*YOUR GOAL*
Write out the data again, replacing "bounding box" with "enclosing rectangle" and leaving everything else unchanged.

*INPUT*

------------------------------------

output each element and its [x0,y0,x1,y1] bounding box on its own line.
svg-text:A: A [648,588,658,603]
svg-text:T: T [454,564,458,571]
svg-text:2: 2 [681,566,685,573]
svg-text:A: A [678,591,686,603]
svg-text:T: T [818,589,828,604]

------------------------------------

*COMPLETED EXERCISE*
output each element and its [x0,y0,x1,y1] enclosing rectangle on its own line.
svg-text:A: A [648,588,658,603]
svg-text:T: T [454,564,458,571]
svg-text:2: 2 [681,566,685,573]
svg-text:A: A [678,591,686,603]
svg-text:T: T [818,589,828,604]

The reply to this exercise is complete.